— PASSAGE —
━━━━━━━━━━━━━━━━━━━━

Artist Ex Machina

Published May 26, 2006
Advertisement
The first word that comes to mind is "enlightening."


Actually, the first thing that comes to mind is rather a phrase, and the words typically average four letters. I won't repeat it here, as I suspect even the veteran sailors among us would be made slightly uncomfortable.


(Now I'm out of hyperbole and melodrama, so I'll just tell it straight. OK, maybe with a little bit of exaggeration. You know, screw it - 99% of what follows is probably total lies. But at least they'll hopefully be entertaining lies.)


So this cutscene system is getting larger. And by "getting larger" I mean that I am more or less resigned to dwelling in a cave for several millenia, doing nothing but writing code and subsisting on recycled guano, just to get the outline of the functionality done. It should only take a couple of lesser eternities to actually produce a working alpha.

━━━━━━━━━━━━━━━━━━━━

— DATA —
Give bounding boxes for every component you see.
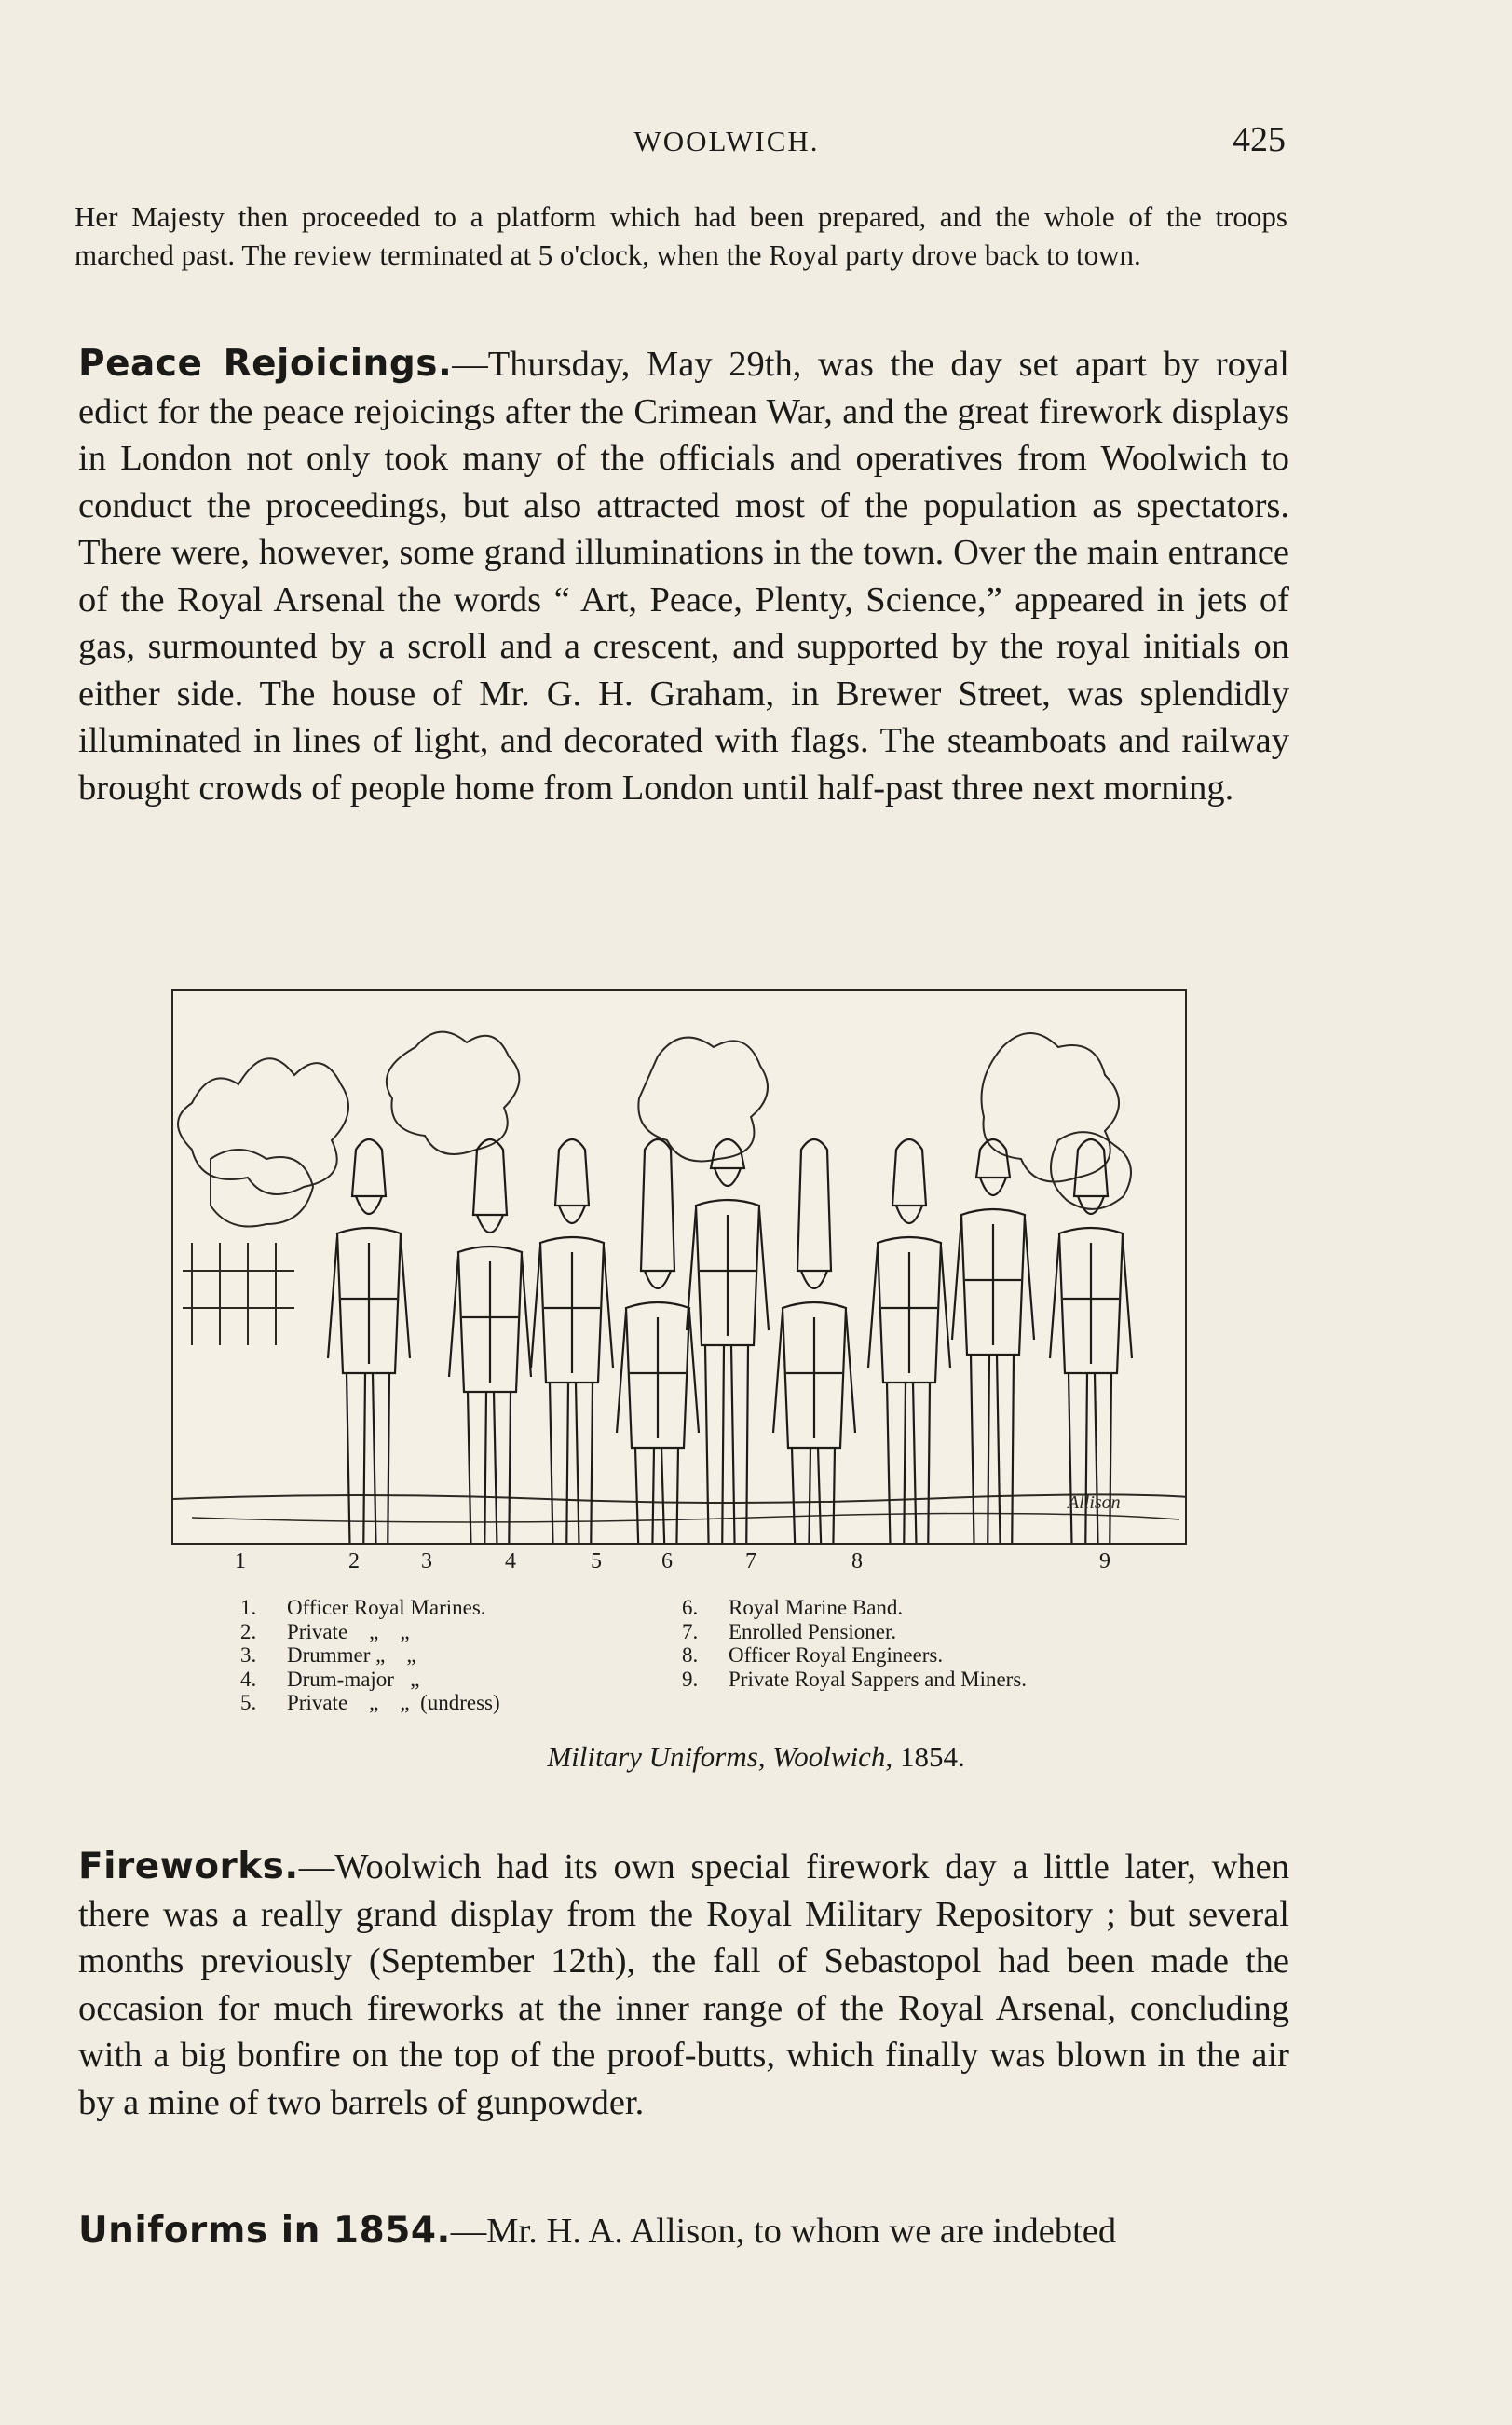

━━━━━━━━━━━━━━━━━━━━

— EXERCISE PROMPT —
From the journal entry about the cutscene system, reproduce word for word the part that opens with the words containing "(Now I'm out" and closes with "a working alpha.". The lines that come after the journal entry are separate material.

— OUTPUT OF THE TASK —
(Now I'm out of hyperbole and melodrama, so I'll just tell it straight. OK, maybe with a little bit of exaggeration. You know, screw it - 99% of what follows is probably total lies. But at least they'll hopefully be entertaining lies.)


So this cutscene system is getting larger. And by "getting larger" I mean that I am more or less resigned to dwelling in a cave for several millenia, doing nothing but writing code and subsisting on recycled guano, just to get the outline of the functionality done. It should only take a couple of lesser eternities to actually produce a working alpha.